Copy all lines holding the word "Hours" from the entries.

- - - - - - -

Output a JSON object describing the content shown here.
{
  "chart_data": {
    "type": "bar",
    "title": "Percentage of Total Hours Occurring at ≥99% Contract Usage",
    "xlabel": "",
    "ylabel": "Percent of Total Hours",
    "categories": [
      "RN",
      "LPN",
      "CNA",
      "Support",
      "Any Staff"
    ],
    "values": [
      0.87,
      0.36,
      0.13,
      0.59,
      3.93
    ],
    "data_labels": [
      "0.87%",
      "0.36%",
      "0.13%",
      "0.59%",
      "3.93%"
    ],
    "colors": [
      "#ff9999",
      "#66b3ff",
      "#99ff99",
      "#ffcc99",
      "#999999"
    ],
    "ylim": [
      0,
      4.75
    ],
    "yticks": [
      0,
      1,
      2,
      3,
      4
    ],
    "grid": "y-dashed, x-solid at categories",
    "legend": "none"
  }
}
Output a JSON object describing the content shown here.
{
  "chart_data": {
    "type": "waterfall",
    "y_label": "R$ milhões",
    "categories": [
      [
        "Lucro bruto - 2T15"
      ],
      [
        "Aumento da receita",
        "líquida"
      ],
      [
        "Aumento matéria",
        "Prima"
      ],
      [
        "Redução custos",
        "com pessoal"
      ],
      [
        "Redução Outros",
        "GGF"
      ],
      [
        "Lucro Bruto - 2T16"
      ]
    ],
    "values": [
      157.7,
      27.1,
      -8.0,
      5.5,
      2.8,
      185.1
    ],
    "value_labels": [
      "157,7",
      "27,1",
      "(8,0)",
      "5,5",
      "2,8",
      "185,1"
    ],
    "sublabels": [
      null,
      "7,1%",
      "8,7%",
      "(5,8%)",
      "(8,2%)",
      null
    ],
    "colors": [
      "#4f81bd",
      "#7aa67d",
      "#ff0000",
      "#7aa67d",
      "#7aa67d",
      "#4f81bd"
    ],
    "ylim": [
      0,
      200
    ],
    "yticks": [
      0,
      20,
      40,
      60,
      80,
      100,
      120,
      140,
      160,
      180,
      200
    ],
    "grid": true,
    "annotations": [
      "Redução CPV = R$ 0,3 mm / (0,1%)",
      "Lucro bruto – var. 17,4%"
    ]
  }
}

- - - - - - -

COMPLETE OUTPUT —
    "title": "Percentage of Total Hours Occurring at ≥99% Contract Usage",
    "ylabel": "Percent of Total Hours",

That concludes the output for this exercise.